## What the exercise asks
Print out each entry below exactly, please.

(Collected data entries)

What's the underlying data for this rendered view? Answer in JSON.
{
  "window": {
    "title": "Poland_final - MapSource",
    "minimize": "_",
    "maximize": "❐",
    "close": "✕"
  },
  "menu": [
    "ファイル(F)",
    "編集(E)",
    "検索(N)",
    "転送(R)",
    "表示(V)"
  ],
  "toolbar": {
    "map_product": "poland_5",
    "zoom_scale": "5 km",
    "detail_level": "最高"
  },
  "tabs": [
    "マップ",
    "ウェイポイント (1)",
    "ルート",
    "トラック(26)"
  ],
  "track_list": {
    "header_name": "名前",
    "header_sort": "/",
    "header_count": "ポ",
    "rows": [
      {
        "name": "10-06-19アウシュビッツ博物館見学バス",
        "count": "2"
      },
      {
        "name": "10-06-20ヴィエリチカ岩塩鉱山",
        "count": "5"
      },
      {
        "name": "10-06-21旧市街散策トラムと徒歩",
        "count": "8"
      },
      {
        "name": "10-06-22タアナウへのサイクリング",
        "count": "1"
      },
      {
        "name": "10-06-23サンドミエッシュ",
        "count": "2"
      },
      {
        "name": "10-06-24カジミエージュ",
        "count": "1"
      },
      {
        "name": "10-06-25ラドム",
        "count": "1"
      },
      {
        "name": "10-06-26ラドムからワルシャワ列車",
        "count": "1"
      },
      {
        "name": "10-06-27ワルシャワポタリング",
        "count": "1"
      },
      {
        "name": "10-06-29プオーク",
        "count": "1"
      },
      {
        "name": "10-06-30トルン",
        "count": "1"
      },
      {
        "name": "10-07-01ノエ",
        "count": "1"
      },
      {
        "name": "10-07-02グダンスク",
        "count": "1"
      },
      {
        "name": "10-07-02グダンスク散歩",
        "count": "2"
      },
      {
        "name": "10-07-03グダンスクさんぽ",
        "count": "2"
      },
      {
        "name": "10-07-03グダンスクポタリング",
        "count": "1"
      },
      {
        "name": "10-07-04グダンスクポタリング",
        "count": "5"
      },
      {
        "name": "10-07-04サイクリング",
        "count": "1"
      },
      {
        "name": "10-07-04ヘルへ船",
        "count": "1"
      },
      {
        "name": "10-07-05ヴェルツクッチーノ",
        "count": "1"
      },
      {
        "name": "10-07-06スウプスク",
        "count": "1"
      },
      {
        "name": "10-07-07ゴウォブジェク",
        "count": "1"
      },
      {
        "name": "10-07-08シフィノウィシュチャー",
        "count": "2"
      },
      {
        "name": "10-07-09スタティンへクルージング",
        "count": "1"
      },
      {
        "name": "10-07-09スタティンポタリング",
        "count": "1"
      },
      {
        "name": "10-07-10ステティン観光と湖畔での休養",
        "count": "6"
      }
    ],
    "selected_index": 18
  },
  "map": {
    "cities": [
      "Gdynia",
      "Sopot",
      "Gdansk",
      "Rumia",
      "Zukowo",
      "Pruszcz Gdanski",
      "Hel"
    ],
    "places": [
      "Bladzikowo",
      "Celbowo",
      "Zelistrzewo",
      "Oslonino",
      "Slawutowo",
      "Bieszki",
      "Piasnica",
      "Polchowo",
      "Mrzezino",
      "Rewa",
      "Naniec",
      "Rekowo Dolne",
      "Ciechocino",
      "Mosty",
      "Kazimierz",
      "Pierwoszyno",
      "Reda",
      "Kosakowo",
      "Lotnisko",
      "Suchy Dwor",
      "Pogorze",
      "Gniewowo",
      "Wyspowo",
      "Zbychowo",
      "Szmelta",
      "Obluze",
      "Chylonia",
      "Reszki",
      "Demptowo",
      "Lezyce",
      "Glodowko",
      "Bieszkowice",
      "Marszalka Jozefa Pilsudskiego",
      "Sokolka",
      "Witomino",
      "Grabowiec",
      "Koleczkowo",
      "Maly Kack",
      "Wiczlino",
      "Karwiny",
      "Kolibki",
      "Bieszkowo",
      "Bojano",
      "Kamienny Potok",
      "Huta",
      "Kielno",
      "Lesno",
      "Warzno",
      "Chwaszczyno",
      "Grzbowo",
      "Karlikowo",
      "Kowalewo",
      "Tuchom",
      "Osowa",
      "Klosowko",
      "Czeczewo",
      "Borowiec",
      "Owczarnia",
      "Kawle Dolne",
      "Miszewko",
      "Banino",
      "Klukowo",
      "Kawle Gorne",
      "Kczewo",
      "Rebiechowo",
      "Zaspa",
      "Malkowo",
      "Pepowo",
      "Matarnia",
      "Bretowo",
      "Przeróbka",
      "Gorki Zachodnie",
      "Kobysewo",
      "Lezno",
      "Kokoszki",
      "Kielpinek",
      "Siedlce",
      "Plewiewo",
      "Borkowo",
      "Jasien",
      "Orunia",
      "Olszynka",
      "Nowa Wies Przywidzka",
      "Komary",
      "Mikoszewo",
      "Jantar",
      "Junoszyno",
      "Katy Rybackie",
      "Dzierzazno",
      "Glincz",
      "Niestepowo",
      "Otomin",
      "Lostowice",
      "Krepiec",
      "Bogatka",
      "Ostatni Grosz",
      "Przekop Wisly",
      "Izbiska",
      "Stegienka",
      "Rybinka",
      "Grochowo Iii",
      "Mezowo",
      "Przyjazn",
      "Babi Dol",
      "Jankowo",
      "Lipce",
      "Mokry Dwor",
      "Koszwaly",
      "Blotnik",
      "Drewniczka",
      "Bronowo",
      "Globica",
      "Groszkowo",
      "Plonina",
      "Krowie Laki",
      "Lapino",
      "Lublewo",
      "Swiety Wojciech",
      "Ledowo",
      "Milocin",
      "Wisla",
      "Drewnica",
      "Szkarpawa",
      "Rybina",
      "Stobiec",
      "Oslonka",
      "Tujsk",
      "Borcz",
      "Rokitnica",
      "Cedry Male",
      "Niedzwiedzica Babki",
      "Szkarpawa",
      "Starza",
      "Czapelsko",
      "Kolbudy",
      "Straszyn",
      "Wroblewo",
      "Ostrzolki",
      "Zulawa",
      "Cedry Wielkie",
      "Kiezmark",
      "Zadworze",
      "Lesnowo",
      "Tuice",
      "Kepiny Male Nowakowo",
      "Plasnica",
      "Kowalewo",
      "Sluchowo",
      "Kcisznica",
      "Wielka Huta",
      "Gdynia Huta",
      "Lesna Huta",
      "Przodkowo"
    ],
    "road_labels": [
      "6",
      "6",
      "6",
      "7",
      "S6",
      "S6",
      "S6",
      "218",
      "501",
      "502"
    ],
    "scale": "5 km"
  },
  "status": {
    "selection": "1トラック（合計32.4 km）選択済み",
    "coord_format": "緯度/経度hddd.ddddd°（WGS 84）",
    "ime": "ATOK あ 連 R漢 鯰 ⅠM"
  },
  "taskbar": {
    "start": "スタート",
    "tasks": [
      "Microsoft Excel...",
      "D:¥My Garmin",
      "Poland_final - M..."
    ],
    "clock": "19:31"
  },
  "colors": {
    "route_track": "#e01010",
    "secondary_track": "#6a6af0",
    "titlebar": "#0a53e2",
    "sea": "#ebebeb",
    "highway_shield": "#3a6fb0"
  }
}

## Result below
What's the underlying data for this rendered view? Answer in JSON.
{
  "window": {
    "title": "Poland_final - MapSource",
    "minimize": "_",
    "maximize": "❐",
    "close": "✕"
  },
  "menu": [
    "ファイル(F)",
    "編集(E)",
    "検索(N)",
    "転送(R)",
    "表示(V)"
  ],
  "toolbar": {
    "map_product": "poland_5",
    "zoom_scale": "5 km",
    "detail_level": "最高"
  },
  "tabs": [
    "マップ",
    "ウェイポイント (1)",
    "ルート",
    "トラック(26)"
  ],
  "track_list": {
    "header_name": "名前",
    "header_sort": "/",
    "header_count": "ポ",
    "rows": [
      {
        "name": "10-06-19アウシュビッツ博物館見学バス",
        "count": "2"
      },
      {
        "name": "10-06-20ヴィエリチカ岩塩鉱山",
        "count": "5"
      },
      {
        "name": "10-06-21旧市街散策トラムと徒歩",
        "count": "8"
      },
      {
        "name": "10-06-22タアナウへのサイクリング",
        "count": "1"
      },
      {
        "name": "10-06-23サンドミエッシュ",
        "count": "2"
      },
      {
        "name": "10-06-24カジミエージュ",
        "count": "1"
      },
      {
        "name": "10-06-25ラドム",
        "count": "1"
      },
      {
        "name": "10-06-26ラドムからワルシャワ列車",
        "count": "1"
      },
      {
        "name": "10-06-27ワルシャワポタリング",
        "count": "1"
      },
      {
        "name": "10-06-29プオーク",
        "count": "1"
      },
      {
        "name": "10-06-30トルン",
        "count": "1"
      },
      {
        "name": "10-07-01ノエ",
        "count": "1"
      },
      {
        "name": "10-07-02グダンスク",
        "count": "1"
      },
      {
        "name": "10-07-02グダンスク散歩",
        "count": "2"
      },
      {
        "name": "10-07-03グダンスクさんぽ",
        "count": "2"
      },
      {
        "name": "10-07-03グダンスクポタリング",
        "count": "1"
      },
      {
        "name": "10-07-04グダンスクポタリング",
        "count": "5"
      },
      {
        "name": "10-07-04サイクリング",
        "count": "1"
      },
      {
        "name": "10-07-04ヘルへ船",
        "count": "1"
      },
      {
        "name": "10-07-05ヴェルツクッチーノ",
        "count": "1"
      },
      {
        "name": "10-07-06スウプスク",
        "count": "1"
      },
      {
        "name": "10-07-07ゴウォブジェク",
        "count": "1"
      },
      {
        "name": "10-07-08シフィノウィシュチャー",
        "count": "2"
      },
      {
        "name": "10-07-09スタティンへクルージング",
        "count": "1"
      },
      {
        "name": "10-07-09スタティンポタリング",
        "count": "1"
      },
      {
        "name": "10-07-10ステティン観光と湖畔での休養",
        "count": "6"
      }
    ],
    "selected_index": 18
  },
  "map": {
    "cities": [
      "Gdynia",
      "Sopot",
      "Gdansk",
      "Rumia",
      "Zukowo",
      "Pruszcz Gdanski",
      "Hel"
    ],
    "places": [
      "Bladzikowo",
      "Celbowo",
      "Zelistrzewo",
      "Oslonino",
      "Slawutowo",
      "Bieszki",
      "Piasnica",
      "Polchowo",
      "Mrzezino",
      "Rewa",
      "Naniec",
      "Rekowo Dolne",
      "Ciechocino",
      "Mosty",
      "Kazimierz",
      "Pierwoszyno",
      "Reda",
      "Kosakowo",
      "Lotnisko",
      "Suchy Dwor",
      "Pogorze",
      "Gniewowo",
      "Wyspowo",
      "Zbychowo",
      "Szmelta",
      "Obluze",
      "Chylonia",
      "Reszki",
      "Demptowo",
      "Lezyce",
      "Glodowko",
      "Bieszkowice",
      "Marszalka Jozefa Pilsudskiego",
      "Sokolka",
      "Witomino",
      "Grabowiec",
      "Koleczkowo",
      "Maly Kack",
      "Wiczlino",
      "Karwiny",
      "Kolibki",
      "Bieszkowo",
      "Bojano",
      "Kamienny Potok",
      "Huta",
      "Kielno",
      "Lesno",
      "Warzno",
      "Chwaszczyno",
      "Grzbowo",
      "Karlikowo",
      "Kowalewo",
      "Tuchom",
      "Osowa",
      "Klosowko",
      "Czeczewo",
      "Borowiec",
      "Owczarnia",
      "Kawle Dolne",
      "Miszewko",
      "Banino",
      "Klukowo",
      "Kawle Gorne",
      "Kczewo",
      "Rebiechowo",
      "Zaspa",
      "Malkowo",
      "Pepowo",
      "Matarnia",
      "Bretowo",
      "Przeróbka",
      "Gorki Zachodnie",
      "Kobysewo",
      "Lezno",
      "Kokoszki",
      "Kielpinek",
      "Siedlce",
      "Plewiewo",
      "Borkowo",
      "Jasien",
      "Orunia",
      "Olszynka",
      "Nowa Wies Przywidzka",
      "Komary",
      "Mikoszewo",
      "Jantar",
      "Junoszyno",
      "Katy Rybackie",
      "Dzierzazno",
      "Glincz",
      "Niestepowo",
      "Otomin",
      "Lostowice",
      "Krepiec",
      "Bogatka",
      "Ostatni Grosz",
      "Przekop Wisly",
      "Izbiska",
      "Stegienka",
      "Rybinka",
      "Grochowo Iii",
      "Mezowo",
      "Przyjazn",
      "Babi Dol",
      "Jankowo",
      "Lipce",
      "Mokry Dwor",
      "Koszwaly",
      "Blotnik",
      "Drewniczka",
      "Bronowo",
      "Globica",
      "Groszkowo",
      "Plonina",
      "Krowie Laki",
      "Lapino",
      "Lublewo",
      "Swiety Wojciech",
      "Ledowo",
      "Milocin",
      "Wisla",
      "Drewnica",
      "Szkarpawa",
      "Rybina",
      "Stobiec",
      "Oslonka",
      "Tujsk",
      "Borcz",
      "Rokitnica",
      "Cedry Male",
      "Niedzwiedzica Babki",
      "Szkarpawa",
      "Starza",
      "Czapelsko",
      "Kolbudy",
      "Straszyn",
      "Wroblewo",
      "Ostrzolki",
      "Zulawa",
      "Cedry Wielkie",
      "Kiezmark",
      "Zadworze",
      "Lesnowo",
      "Tuice",
      "Kepiny Male Nowakowo",
      "Plasnica",
      "Kowalewo",
      "Sluchowo",
      "Kcisznica",
      "Wielka Huta",
      "Gdynia Huta",
      "Lesna Huta",
      "Przodkowo"
    ],
    "road_labels": [
      "6",
      "6",
      "6",
      "7",
      "S6",
      "S6",
      "S6",
      "218",
      "501",
      "502"
    ],
    "scale": "5 km"
  },
  "status": {
    "selection": "1トラック（合計32.4 km）選択済み",
    "coord_format": "緯度/経度hddd.ddddd°（WGS 84）",
    "ime": "ATOK あ 連 R漢 鯰 ⅠM"
  },
  "taskbar": {
    "start": "スタート",
    "tasks": [
      "Microsoft Excel...",
      "D:¥My Garmin",
      "Poland_final - M..."
    ],
    "clock": "19:31"
  },
  "colors": {
    "route_track": "#e01010",
    "secondary_track": "#6a6af0",
    "titlebar": "#0a53e2",
    "sea": "#ebebeb",
    "highway_shield": "#3a6fb0"
  }
}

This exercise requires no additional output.